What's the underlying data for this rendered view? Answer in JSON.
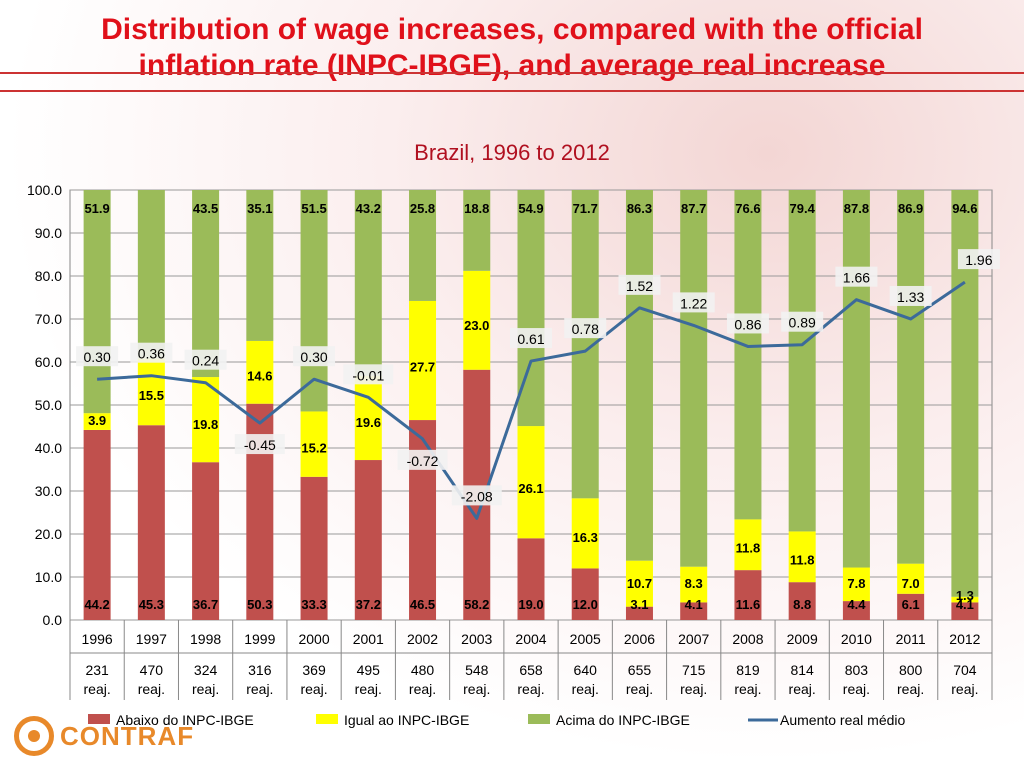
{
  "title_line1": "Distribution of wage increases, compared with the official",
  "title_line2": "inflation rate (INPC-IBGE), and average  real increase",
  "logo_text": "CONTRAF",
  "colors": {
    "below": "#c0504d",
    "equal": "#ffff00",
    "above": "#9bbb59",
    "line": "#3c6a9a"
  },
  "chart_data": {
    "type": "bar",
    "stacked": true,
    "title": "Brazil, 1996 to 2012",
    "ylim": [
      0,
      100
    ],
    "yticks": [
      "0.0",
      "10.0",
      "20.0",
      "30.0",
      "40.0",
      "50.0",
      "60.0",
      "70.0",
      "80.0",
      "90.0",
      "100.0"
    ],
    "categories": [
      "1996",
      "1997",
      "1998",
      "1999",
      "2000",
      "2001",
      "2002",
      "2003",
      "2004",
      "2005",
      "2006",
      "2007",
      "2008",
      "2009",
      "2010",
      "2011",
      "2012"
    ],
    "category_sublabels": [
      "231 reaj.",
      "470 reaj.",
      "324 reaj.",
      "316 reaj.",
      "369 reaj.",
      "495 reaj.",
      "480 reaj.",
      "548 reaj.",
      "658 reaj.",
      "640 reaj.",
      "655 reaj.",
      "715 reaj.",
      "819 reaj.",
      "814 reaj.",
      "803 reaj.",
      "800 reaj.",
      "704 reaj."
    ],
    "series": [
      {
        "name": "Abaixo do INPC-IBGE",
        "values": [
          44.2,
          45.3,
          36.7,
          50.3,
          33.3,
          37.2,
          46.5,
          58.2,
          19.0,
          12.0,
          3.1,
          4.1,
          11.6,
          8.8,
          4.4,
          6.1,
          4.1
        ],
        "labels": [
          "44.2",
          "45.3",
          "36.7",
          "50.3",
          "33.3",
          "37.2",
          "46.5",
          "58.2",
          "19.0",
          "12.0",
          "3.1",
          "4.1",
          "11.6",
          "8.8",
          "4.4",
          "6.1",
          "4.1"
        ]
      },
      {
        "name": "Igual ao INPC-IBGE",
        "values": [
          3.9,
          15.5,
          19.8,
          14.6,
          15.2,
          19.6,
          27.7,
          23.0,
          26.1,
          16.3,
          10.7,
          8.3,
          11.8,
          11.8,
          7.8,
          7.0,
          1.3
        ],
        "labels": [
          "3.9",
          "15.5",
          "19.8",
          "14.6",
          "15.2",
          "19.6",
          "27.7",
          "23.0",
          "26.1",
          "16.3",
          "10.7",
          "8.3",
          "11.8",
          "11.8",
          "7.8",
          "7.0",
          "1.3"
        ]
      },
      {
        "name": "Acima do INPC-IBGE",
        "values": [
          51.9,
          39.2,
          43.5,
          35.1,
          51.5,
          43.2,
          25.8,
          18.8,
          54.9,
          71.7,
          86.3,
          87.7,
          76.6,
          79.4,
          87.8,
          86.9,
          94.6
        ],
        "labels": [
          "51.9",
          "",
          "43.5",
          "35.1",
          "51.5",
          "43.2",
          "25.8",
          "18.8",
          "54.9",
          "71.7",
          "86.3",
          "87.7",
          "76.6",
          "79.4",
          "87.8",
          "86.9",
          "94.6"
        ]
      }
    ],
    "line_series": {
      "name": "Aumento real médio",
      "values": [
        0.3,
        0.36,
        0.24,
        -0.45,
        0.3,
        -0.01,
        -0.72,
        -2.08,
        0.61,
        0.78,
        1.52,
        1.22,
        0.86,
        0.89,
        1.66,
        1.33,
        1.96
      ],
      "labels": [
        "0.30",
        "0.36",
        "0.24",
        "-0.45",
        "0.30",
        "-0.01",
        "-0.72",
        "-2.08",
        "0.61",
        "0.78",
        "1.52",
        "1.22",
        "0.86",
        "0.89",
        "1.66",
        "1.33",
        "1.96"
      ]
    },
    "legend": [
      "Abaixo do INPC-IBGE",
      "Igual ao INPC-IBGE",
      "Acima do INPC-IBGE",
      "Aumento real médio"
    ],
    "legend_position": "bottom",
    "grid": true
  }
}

DIRECTIONS: Write the listing above out again exactly, dropping each image.

COMPLETE RESPONSE:
What's the underlying data for this rendered view? Answer in JSON.
{
  "title_line1": "Distribution of wage increases, compared with the official",
  "title_line2": "inflation rate (INPC-IBGE), and average  real increase",
  "logo_text": "CONTRAF",
  "colors": {
    "below": "#c0504d",
    "equal": "#ffff00",
    "above": "#9bbb59",
    "line": "#3c6a9a"
  },
  "chart_data": {
    "type": "bar",
    "stacked": true,
    "title": "Brazil, 1996 to 2012",
    "ylim": [
      0,
      100
    ],
    "yticks": [
      "0.0",
      "10.0",
      "20.0",
      "30.0",
      "40.0",
      "50.0",
      "60.0",
      "70.0",
      "80.0",
      "90.0",
      "100.0"
    ],
    "categories": [
      "1996",
      "1997",
      "1998",
      "1999",
      "2000",
      "2001",
      "2002",
      "2003",
      "2004",
      "2005",
      "2006",
      "2007",
      "2008",
      "2009",
      "2010",
      "2011",
      "2012"
    ],
    "category_sublabels": [
      "231 reaj.",
      "470 reaj.",
      "324 reaj.",
      "316 reaj.",
      "369 reaj.",
      "495 reaj.",
      "480 reaj.",
      "548 reaj.",
      "658 reaj.",
      "640 reaj.",
      "655 reaj.",
      "715 reaj.",
      "819 reaj.",
      "814 reaj.",
      "803 reaj.",
      "800 reaj.",
      "704 reaj."
    ],
    "series": [
      {
        "name": "Abaixo do INPC-IBGE",
        "values": [
          44.2,
          45.3,
          36.7,
          50.3,
          33.3,
          37.2,
          46.5,
          58.2,
          19.0,
          12.0,
          3.1,
          4.1,
          11.6,
          8.8,
          4.4,
          6.1,
          4.1
        ],
        "labels": [
          "44.2",
          "45.3",
          "36.7",
          "50.3",
          "33.3",
          "37.2",
          "46.5",
          "58.2",
          "19.0",
          "12.0",
          "3.1",
          "4.1",
          "11.6",
          "8.8",
          "4.4",
          "6.1",
          "4.1"
        ]
      },
      {
        "name": "Igual ao INPC-IBGE",
        "values": [
          3.9,
          15.5,
          19.8,
          14.6,
          15.2,
          19.6,
          27.7,
          23.0,
          26.1,
          16.3,
          10.7,
          8.3,
          11.8,
          11.8,
          7.8,
          7.0,
          1.3
        ],
        "labels": [
          "3.9",
          "15.5",
          "19.8",
          "14.6",
          "15.2",
          "19.6",
          "27.7",
          "23.0",
          "26.1",
          "16.3",
          "10.7",
          "8.3",
          "11.8",
          "11.8",
          "7.8",
          "7.0",
          "1.3"
        ]
      },
      {
        "name": "Acima do INPC-IBGE",
        "values": [
          51.9,
          39.2,
          43.5,
          35.1,
          51.5,
          43.2,
          25.8,
          18.8,
          54.9,
          71.7,
          86.3,
          87.7,
          76.6,
          79.4,
          87.8,
          86.9,
          94.6
        ],
        "labels": [
          "51.9",
          "",
          "43.5",
          "35.1",
          "51.5",
          "43.2",
          "25.8",
          "18.8",
          "54.9",
          "71.7",
          "86.3",
          "87.7",
          "76.6",
          "79.4",
          "87.8",
          "86.9",
          "94.6"
        ]
      }
    ],
    "line_series": {
      "name": "Aumento real médio",
      "values": [
        0.3,
        0.36,
        0.24,
        -0.45,
        0.3,
        -0.01,
        -0.72,
        -2.08,
        0.61,
        0.78,
        1.52,
        1.22,
        0.86,
        0.89,
        1.66,
        1.33,
        1.96
      ],
      "labels": [
        "0.30",
        "0.36",
        "0.24",
        "-0.45",
        "0.30",
        "-0.01",
        "-0.72",
        "-2.08",
        "0.61",
        "0.78",
        "1.52",
        "1.22",
        "0.86",
        "0.89",
        "1.66",
        "1.33",
        "1.96"
      ]
    },
    "legend": [
      "Abaixo do INPC-IBGE",
      "Igual ao INPC-IBGE",
      "Acima do INPC-IBGE",
      "Aumento real médio"
    ],
    "legend_position": "bottom",
    "grid": true
  }
}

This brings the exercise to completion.